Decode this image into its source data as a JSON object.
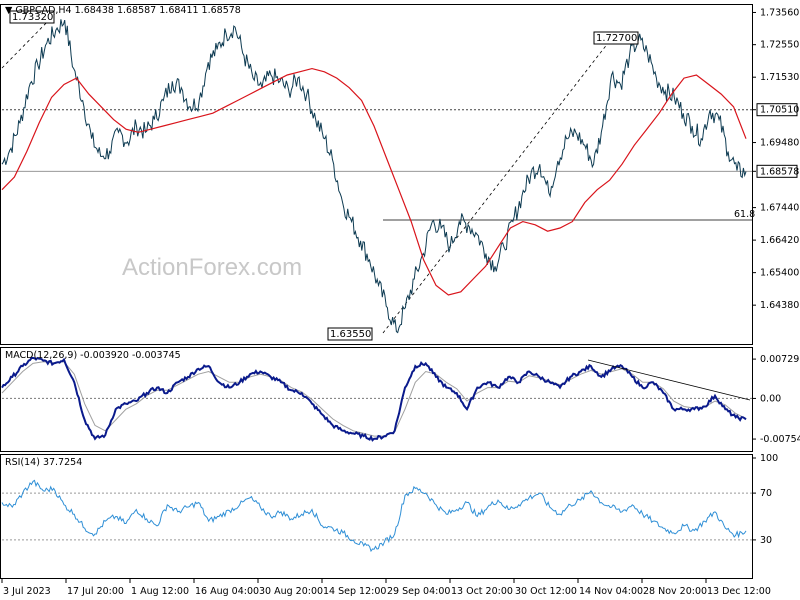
{
  "main_header": {
    "symbol": "GBPCAD,H4",
    "ohlc": "1.68438 1.68587 1.68411 1.68578"
  },
  "macd_header": "MACD(12,26,9) -0.003920 -0.003745",
  "rsi_header": "RSI(14) 37.7254",
  "watermark": "ActionForex.com",
  "colors": {
    "price": "#0e3b52",
    "ma": "#d9141b",
    "macd": "#0a1a8c",
    "signal": "#a0a0a0",
    "rsi": "#2f8fd6",
    "axis": "#000000",
    "level": "#444444"
  },
  "chart_data": [
    {
      "type": "line",
      "panel": "price",
      "y_ticks": [
        "1.73560",
        "1.72550",
        "1.71530",
        "1.70510",
        "1.69480",
        "1.68578",
        "1.67440",
        "1.66420",
        "1.65400",
        "1.64380"
      ],
      "ylim": [
        1.6335,
        1.737
      ],
      "current_price": "1.68578",
      "level_label": "1.70510",
      "fib_label": "61.8",
      "annotations": [
        {
          "label": "1.73320",
          "x": "Jul 2023",
          "y": 1.7332
        },
        {
          "label": "1.63550",
          "x": "Sep 2023",
          "y": 1.6355
        },
        {
          "label": "1.72700",
          "x": "Nov 2023",
          "y": 1.727
        }
      ],
      "series": [
        {
          "kind": "price",
          "values": [
            1.688,
            1.693,
            1.701,
            1.712,
            1.719,
            1.726,
            1.73,
            1.7332,
            1.718,
            1.708,
            1.696,
            1.6905,
            1.692,
            1.698,
            1.695,
            1.7,
            1.698,
            1.702,
            1.708,
            1.714,
            1.712,
            1.706,
            1.708,
            1.72,
            1.724,
            1.729,
            1.731,
            1.722,
            1.715,
            1.712,
            1.716,
            1.714,
            1.711,
            1.715,
            1.71,
            1.702,
            1.696,
            1.688,
            1.676,
            1.67,
            1.664,
            1.658,
            1.65,
            1.643,
            1.6355,
            1.643,
            1.652,
            1.66,
            1.67,
            1.668,
            1.662,
            1.67,
            1.669,
            1.666,
            1.66,
            1.656,
            1.662,
            1.67,
            1.678,
            1.685,
            1.688,
            1.679,
            1.689,
            1.696,
            1.698,
            1.694,
            1.688,
            1.7,
            1.716,
            1.713,
            1.722,
            1.727,
            1.723,
            1.715,
            1.711,
            1.709,
            1.704,
            1.7,
            1.696,
            1.705,
            1.702,
            1.692,
            1.686,
            1.6857
          ]
        },
        {
          "kind": "ma",
          "values": [
            1.68,
            1.684,
            1.692,
            1.701,
            1.709,
            1.713,
            1.715,
            1.71,
            1.706,
            1.702,
            1.699,
            1.698,
            1.699,
            1.7,
            1.701,
            1.702,
            1.703,
            1.704,
            1.706,
            1.708,
            1.71,
            1.712,
            1.714,
            1.716,
            1.717,
            1.718,
            1.717,
            1.715,
            1.712,
            1.708,
            1.7,
            1.69,
            1.68,
            1.67,
            1.658,
            1.65,
            1.647,
            1.648,
            1.652,
            1.656,
            1.662,
            1.668,
            1.67,
            1.669,
            1.667,
            1.668,
            1.67,
            1.676,
            1.68,
            1.683,
            1.688,
            1.694,
            1.699,
            1.704,
            1.71,
            1.715,
            1.716,
            1.713,
            1.71,
            1.706,
            1.696
          ]
        }
      ]
    },
    {
      "type": "line",
      "panel": "macd",
      "y_ticks": [
        "0.007297",
        "0.00",
        "-0.007541"
      ],
      "ylim": [
        -0.0092,
        0.0088
      ],
      "series": [
        {
          "kind": "macd",
          "values": [
            0.002,
            0.004,
            0.006,
            0.0075,
            0.007,
            0.0065,
            0.0072,
            0.003,
            -0.004,
            -0.0075,
            -0.0068,
            -0.002,
            -0.001,
            -0.0005,
            0.001,
            0.002,
            0.001,
            0.003,
            0.004,
            0.0055,
            0.006,
            0.003,
            0.002,
            0.003,
            0.0045,
            0.005,
            0.004,
            0.003,
            0.0015,
            0.001,
            -0.001,
            -0.003,
            -0.005,
            -0.006,
            -0.0065,
            -0.007,
            -0.0075,
            -0.007,
            -0.006,
            0.002,
            0.006,
            0.0065,
            0.004,
            0.002,
            0.001,
            -0.002,
            0.002,
            0.003,
            0.002,
            0.004,
            0.003,
            0.005,
            0.004,
            0.003,
            0.002,
            0.004,
            0.005,
            0.006,
            0.004,
            0.0055,
            0.006,
            0.004,
            0.002,
            0.003,
            0.001,
            -0.002,
            -0.002,
            -0.002,
            -0.0015,
            0.0005,
            -0.002,
            -0.0035,
            -0.0039
          ]
        },
        {
          "kind": "signal",
          "values": [
            0.001,
            0.003,
            0.005,
            0.0065,
            0.0068,
            0.0066,
            0.0068,
            0.0045,
            -0.001,
            -0.005,
            -0.006,
            -0.004,
            -0.002,
            -0.001,
            0.0005,
            0.0015,
            0.0015,
            0.0025,
            0.0035,
            0.0045,
            0.005,
            0.004,
            0.003,
            0.003,
            0.004,
            0.0045,
            0.004,
            0.0033,
            0.002,
            0.0012,
            -0.0002,
            -0.002,
            -0.0038,
            -0.005,
            -0.006,
            -0.0065,
            -0.007,
            -0.007,
            -0.0062,
            -0.002,
            0.003,
            0.005,
            0.0045,
            0.003,
            0.0018,
            -0.0005,
            0.001,
            0.002,
            0.002,
            0.0032,
            0.003,
            0.0042,
            0.0038,
            0.0032,
            0.0025,
            0.0035,
            0.0045,
            0.0052,
            0.0045,
            0.005,
            0.0055,
            0.0045,
            0.003,
            0.003,
            0.0018,
            -0.0005,
            -0.0015,
            -0.0018,
            -0.0016,
            -0.0005,
            -0.0012,
            -0.0028,
            -0.0037
          ]
        }
      ]
    },
    {
      "type": "line",
      "panel": "rsi",
      "y_ticks": [
        "100",
        "70",
        "30"
      ],
      "ylim": [
        0,
        100
      ],
      "series": [
        {
          "kind": "rsi",
          "values": [
            62,
            58,
            70,
            80,
            72,
            74,
            60,
            52,
            40,
            35,
            46,
            50,
            44,
            56,
            48,
            42,
            60,
            54,
            58,
            62,
            46,
            50,
            55,
            60,
            66,
            58,
            50,
            54,
            48,
            52,
            56,
            42,
            40,
            36,
            30,
            25,
            22,
            28,
            35,
            68,
            74,
            70,
            60,
            52,
            56,
            62,
            50,
            58,
            64,
            56,
            60,
            66,
            70,
            58,
            52,
            60,
            64,
            72,
            62,
            58,
            54,
            60,
            52,
            46,
            40,
            36,
            42,
            38,
            46,
            54,
            40,
            34,
            37.7
          ]
        }
      ],
      "levels": [
        70,
        30
      ]
    }
  ],
  "x_axis": {
    "ticks": [
      "3 Jul 2023",
      "17 Jul 20:00",
      "1 Aug 12:00",
      "16 Aug 04:00",
      "30 Aug 20:00",
      "14 Sep 12:00",
      "29 Sep 04:00",
      "13 Oct 20:00",
      "30 Oct 12:00",
      "14 Nov 04:00",
      "28 Nov 20:00",
      "13 Dec 12:00"
    ]
  }
}
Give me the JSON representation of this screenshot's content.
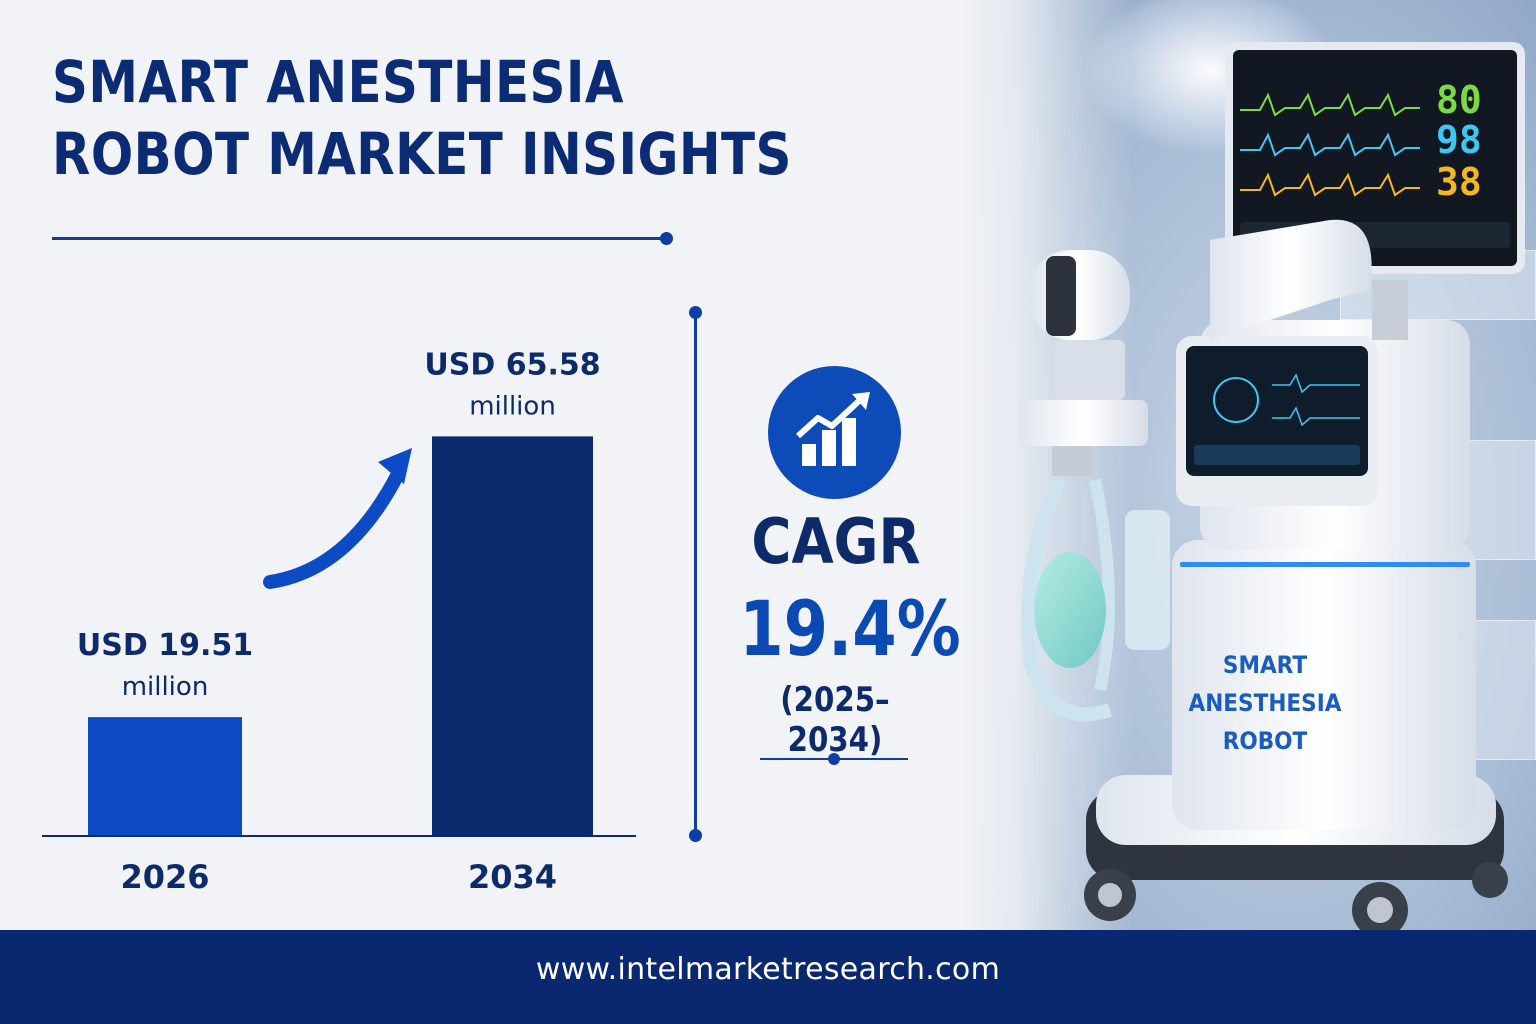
{
  "title": "SMART ANESTHESIA ROBOT MARKET INSIGHTS",
  "chart_data": {
    "type": "bar",
    "categories": [
      "2026",
      "2034"
    ],
    "values": [
      19.51,
      65.58
    ],
    "value_labels": [
      {
        "amount": "USD 19.51",
        "unit": "million"
      },
      {
        "amount": "USD 65.58",
        "unit": "million"
      }
    ],
    "bar_colors": [
      "#0d4bc4",
      "#0a2a6e"
    ],
    "ylim": [
      0,
      75
    ],
    "title": "",
    "xlabel": "",
    "ylabel": "",
    "grid": false
  },
  "cagr": {
    "label": "CAGR",
    "value": "19.4%",
    "period": "(2025–2034)",
    "icon": "growth-chart-icon"
  },
  "illustration": {
    "robot_label": "SMART ANESTHESIA ROBOT",
    "monitor_values": [
      {
        "value": "80",
        "color": "#7cd93f"
      },
      {
        "value": "98",
        "color": "#3ec7f0"
      },
      {
        "value": "38",
        "color": "#f2b81e"
      }
    ]
  },
  "footer": {
    "url": "www.intelmarketresearch.com"
  },
  "colors": {
    "primary_dark": "#0a2870",
    "primary": "#0b3fa6",
    "accent": "#0d4bc4",
    "background": "#f1f3f6"
  }
}
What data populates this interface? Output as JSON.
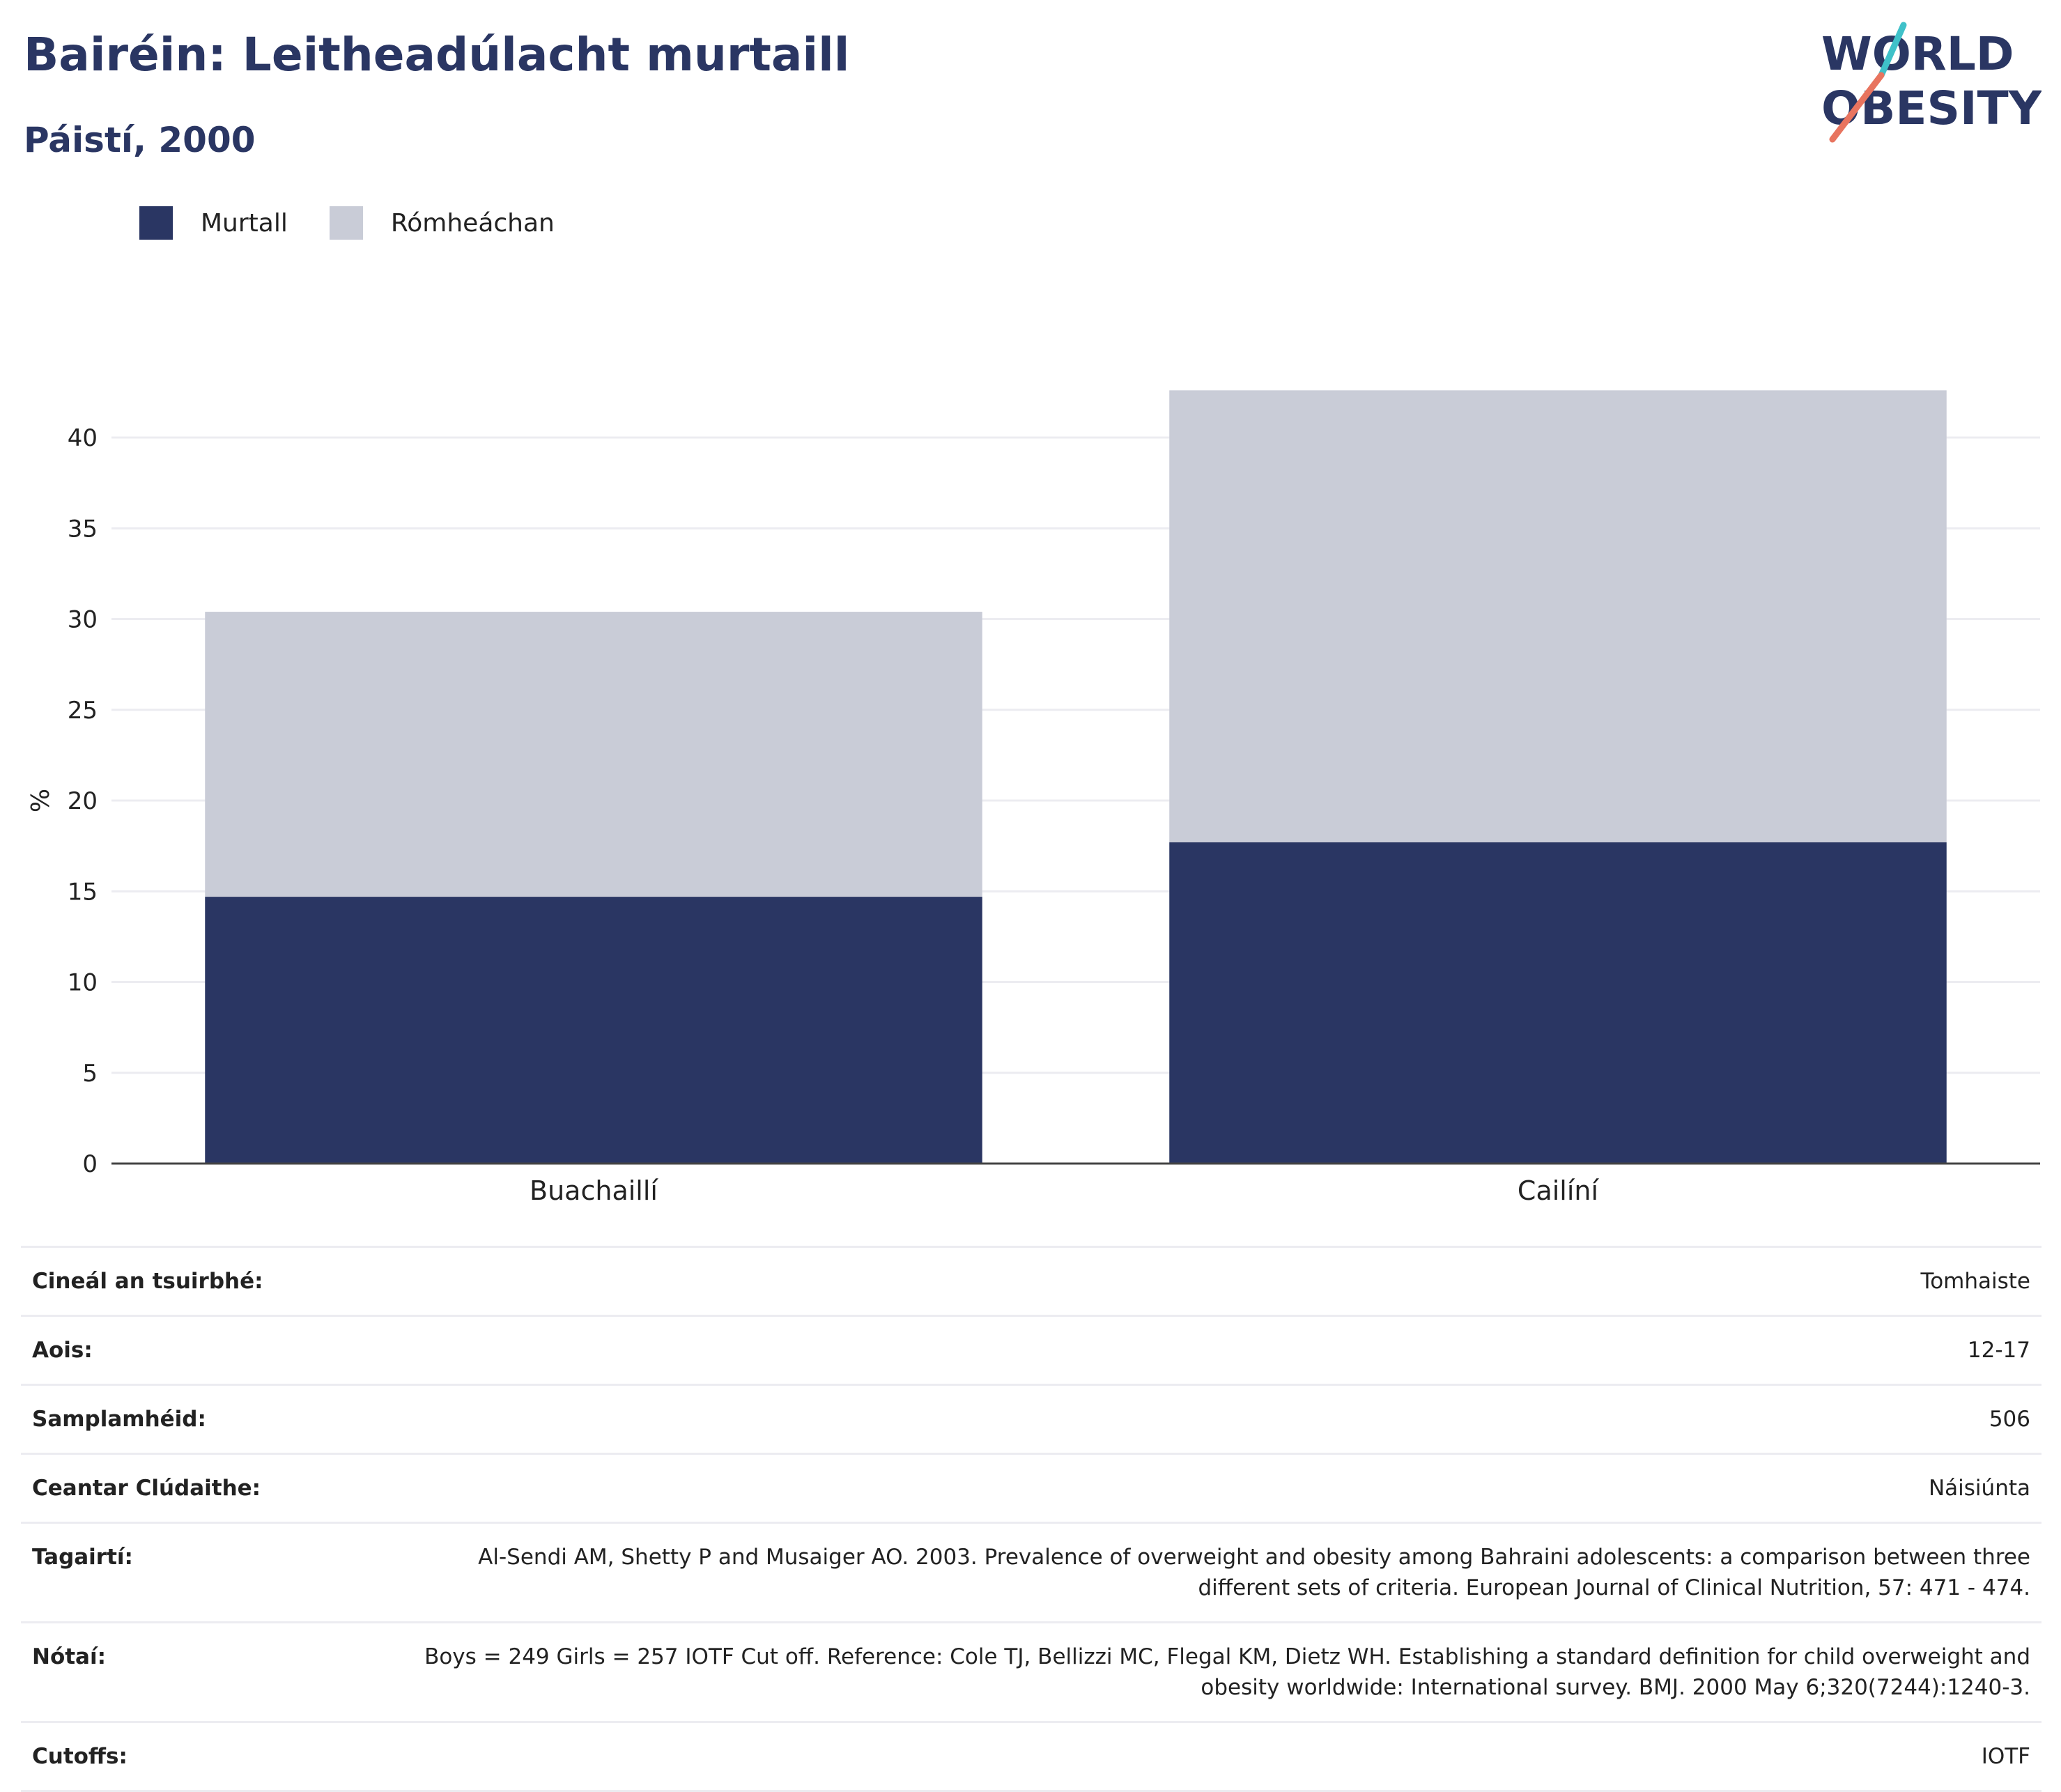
{
  "header": {
    "title": "Bairéin: Leitheadúlacht murtaill",
    "subtitle": "Páistí, 2000"
  },
  "logo": {
    "line1": "WORLD",
    "line2": "OBESITY",
    "icon": "world-obesity-logo"
  },
  "colors": {
    "title": "#2a3663",
    "obese": "#2a3663",
    "overweight": "#c9ccd7",
    "logo_teal": "#3fc1c9",
    "logo_coral": "#e8745f"
  },
  "chart_data": {
    "type": "bar",
    "stacked": true,
    "categories": [
      "Buachaillí",
      "Cailíní"
    ],
    "series": [
      {
        "name": "Murtall",
        "values": [
          14.7,
          17.7
        ],
        "color": "#2a3663"
      },
      {
        "name": "Rómheáchan",
        "values": [
          15.7,
          24.9
        ],
        "color": "#c9ccd7"
      }
    ],
    "ylabel": "%",
    "ylim": [
      0,
      42.6
    ],
    "yticks": [
      0,
      5,
      10,
      15,
      20,
      25,
      30,
      35,
      40
    ],
    "grid": true,
    "legend_position": "top-left"
  },
  "meta": [
    {
      "key": "Cineál an tsuirbhé:",
      "value": "Tomhaiste"
    },
    {
      "key": "Aois:",
      "value": "12-17"
    },
    {
      "key": "Samplamhéid:",
      "value": "506"
    },
    {
      "key": "Ceantar Clúdaithe:",
      "value": "Náisiúnta"
    },
    {
      "key": "Tagairtí:",
      "value": "Al-Sendi AM, Shetty P and Musaiger AO. 2003. Prevalence of overweight and obesity among Bahraini adolescents: a comparison between three different sets of criteria. European Journal of Clinical Nutrition, 57: 471 - 474."
    },
    {
      "key": "Nótaí:",
      "value": "Boys = 249 Girls = 257 IOTF Cut off. Reference: Cole TJ, Bellizzi MC, Flegal KM, Dietz WH. Establishing a standard definition for child overweight and obesity worldwide: International survey. BMJ. 2000 May 6;320(7244):1240-3."
    },
    {
      "key": "Cutoffs:",
      "value": "IOTF"
    }
  ]
}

WHAT THE TASK REQUIRES >>
Identify every line above that includes the word "JSON", and show those lines.

PROBLEM SOLUTION >>
Decode this image into its source data as a JSON object.
Give me the JSON representation of this screenshot's content.
What data populates this interface? Output as JSON.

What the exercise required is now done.